Gather every line of the entries that includes the word "this".
....
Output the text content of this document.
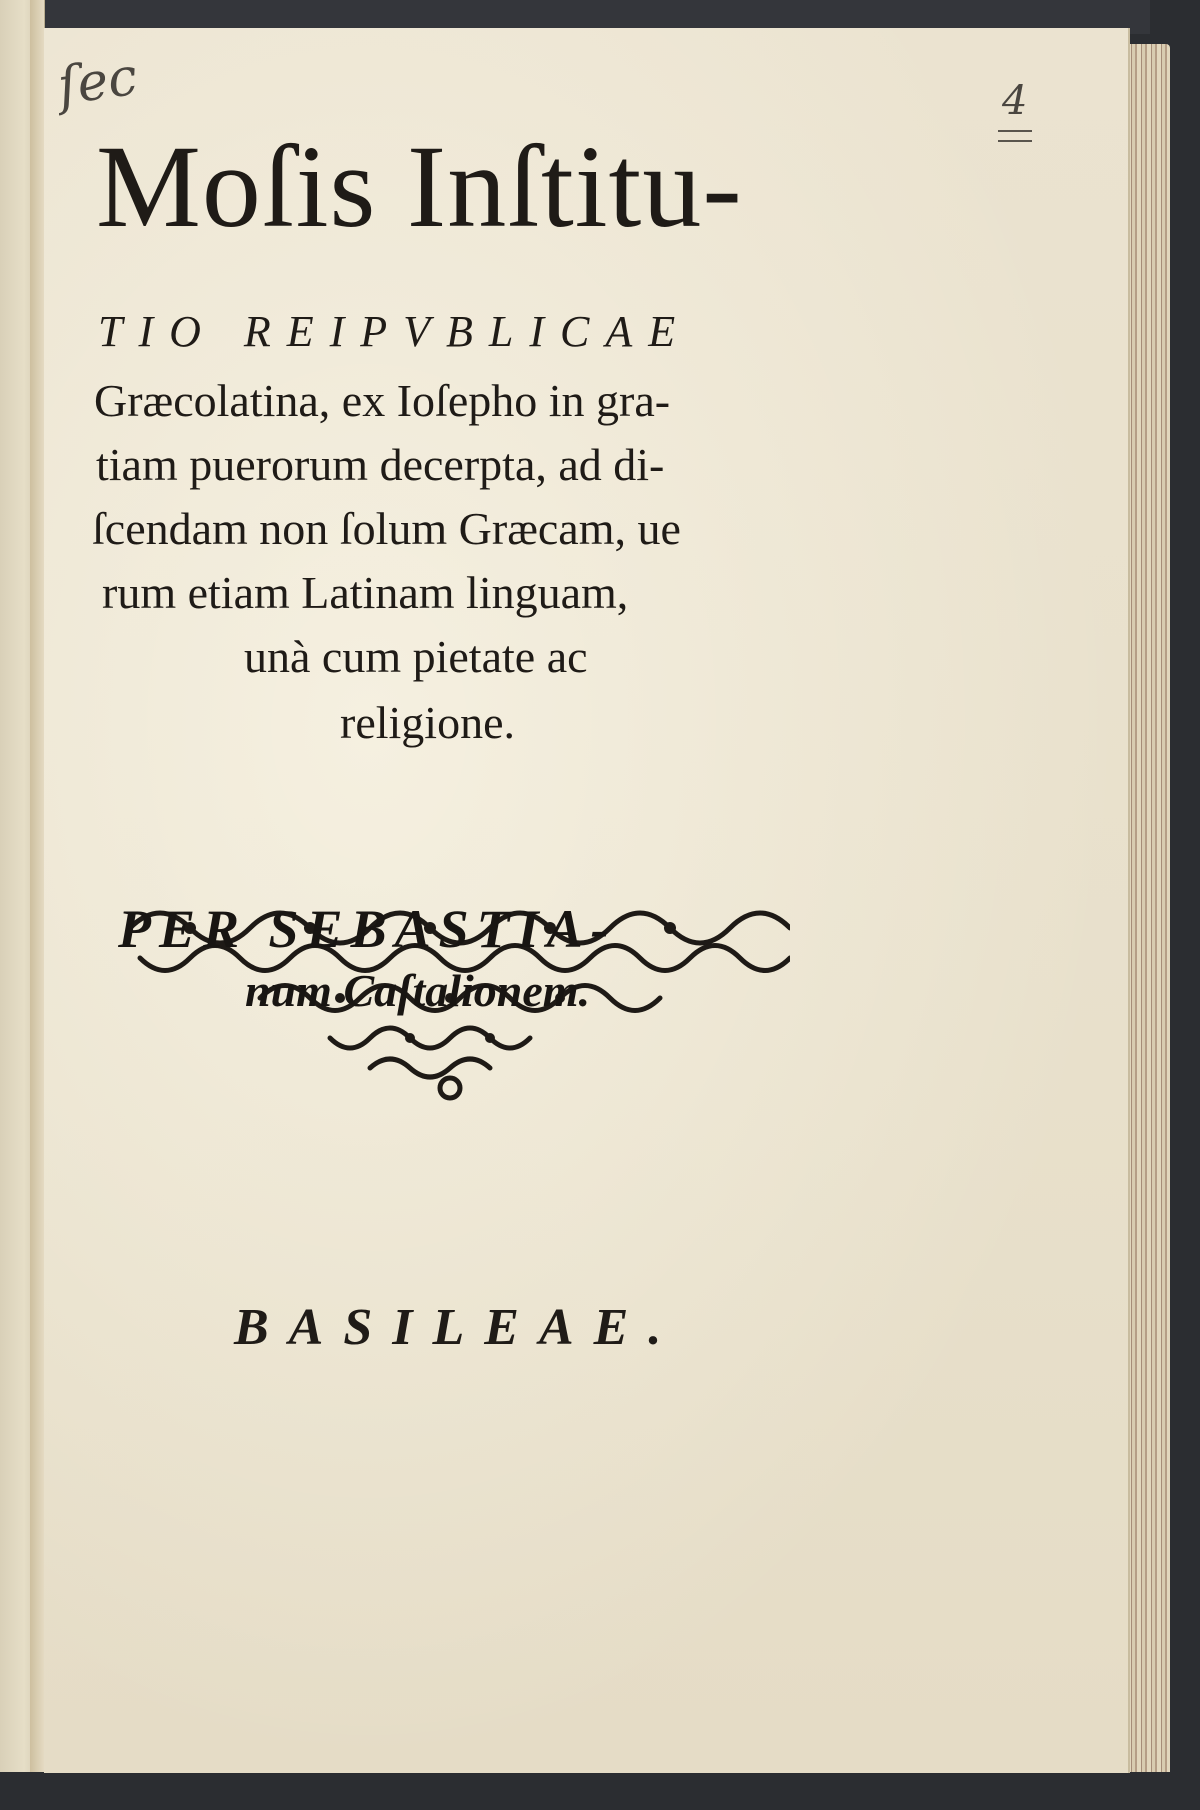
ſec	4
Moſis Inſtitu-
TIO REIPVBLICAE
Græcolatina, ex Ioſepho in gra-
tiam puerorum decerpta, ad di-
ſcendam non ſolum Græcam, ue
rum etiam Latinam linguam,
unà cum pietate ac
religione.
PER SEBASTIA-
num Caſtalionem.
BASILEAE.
....
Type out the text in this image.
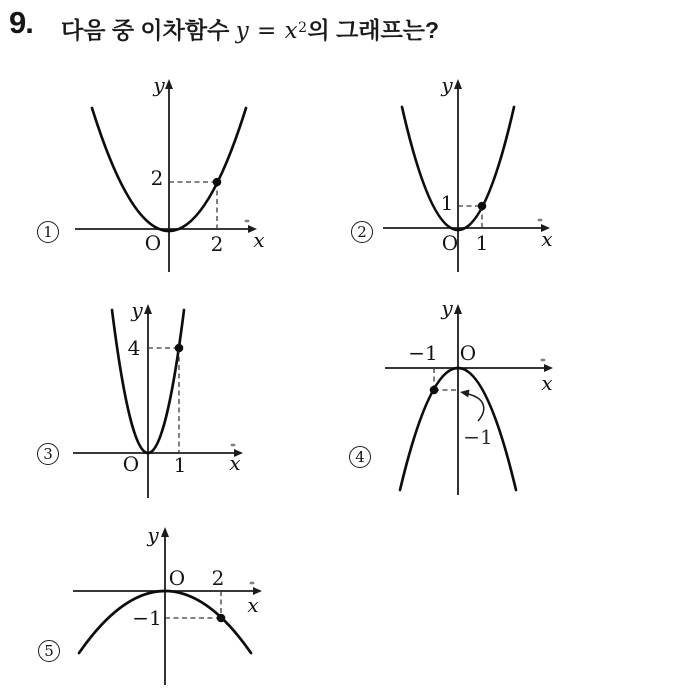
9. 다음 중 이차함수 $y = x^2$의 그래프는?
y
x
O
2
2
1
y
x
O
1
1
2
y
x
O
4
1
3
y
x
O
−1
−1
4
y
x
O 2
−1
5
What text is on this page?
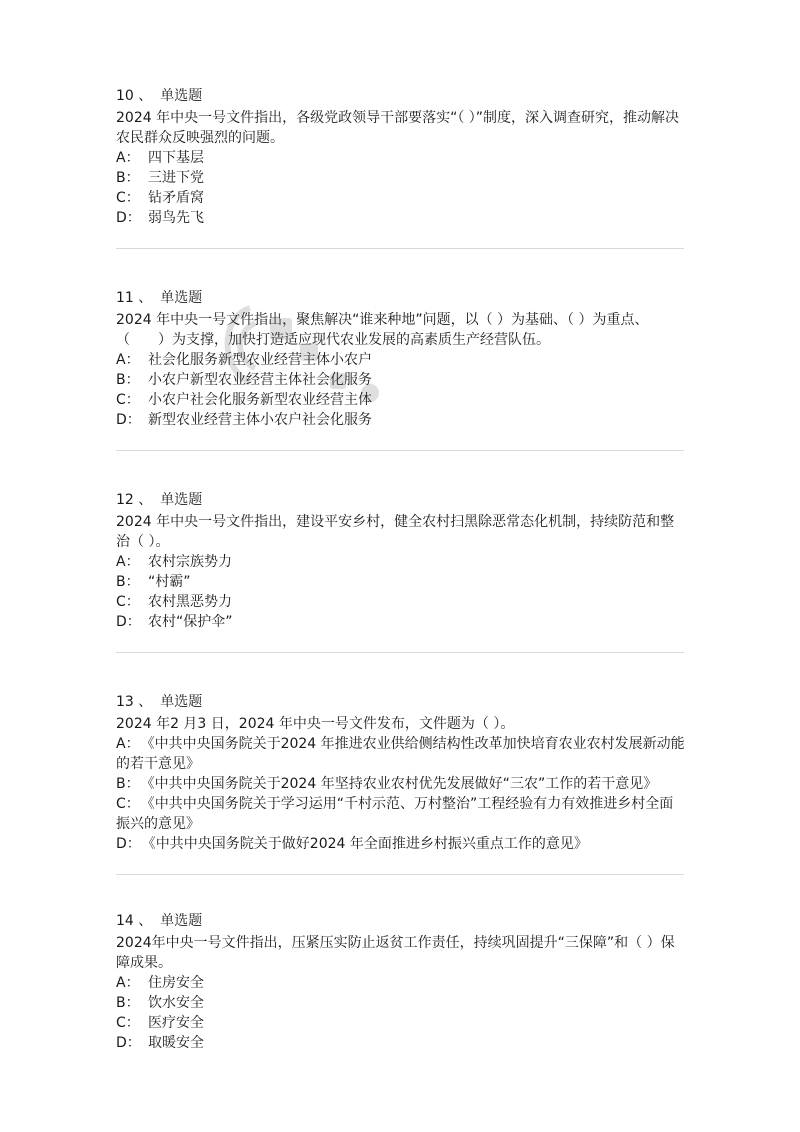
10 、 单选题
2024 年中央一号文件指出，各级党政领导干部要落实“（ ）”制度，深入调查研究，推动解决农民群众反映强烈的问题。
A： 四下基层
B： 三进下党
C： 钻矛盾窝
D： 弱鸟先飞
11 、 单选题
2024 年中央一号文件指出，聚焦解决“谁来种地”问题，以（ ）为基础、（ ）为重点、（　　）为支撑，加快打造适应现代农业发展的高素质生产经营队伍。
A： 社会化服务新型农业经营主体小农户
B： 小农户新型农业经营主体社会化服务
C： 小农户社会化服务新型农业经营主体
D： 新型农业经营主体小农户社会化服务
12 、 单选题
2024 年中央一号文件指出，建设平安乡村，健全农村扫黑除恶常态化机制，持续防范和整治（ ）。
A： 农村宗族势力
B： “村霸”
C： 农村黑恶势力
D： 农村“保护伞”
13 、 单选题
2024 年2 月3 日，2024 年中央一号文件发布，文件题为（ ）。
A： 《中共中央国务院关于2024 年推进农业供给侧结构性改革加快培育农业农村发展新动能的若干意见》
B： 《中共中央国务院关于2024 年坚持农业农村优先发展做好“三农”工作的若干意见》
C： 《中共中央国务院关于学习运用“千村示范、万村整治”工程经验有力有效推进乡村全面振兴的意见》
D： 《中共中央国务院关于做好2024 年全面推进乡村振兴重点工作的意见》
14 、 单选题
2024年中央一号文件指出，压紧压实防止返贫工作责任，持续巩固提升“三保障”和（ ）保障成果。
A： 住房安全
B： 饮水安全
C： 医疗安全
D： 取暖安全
....
→ THE SOLUTION
Output the text content of this document.
Type out the text in this image.
What text is on this page?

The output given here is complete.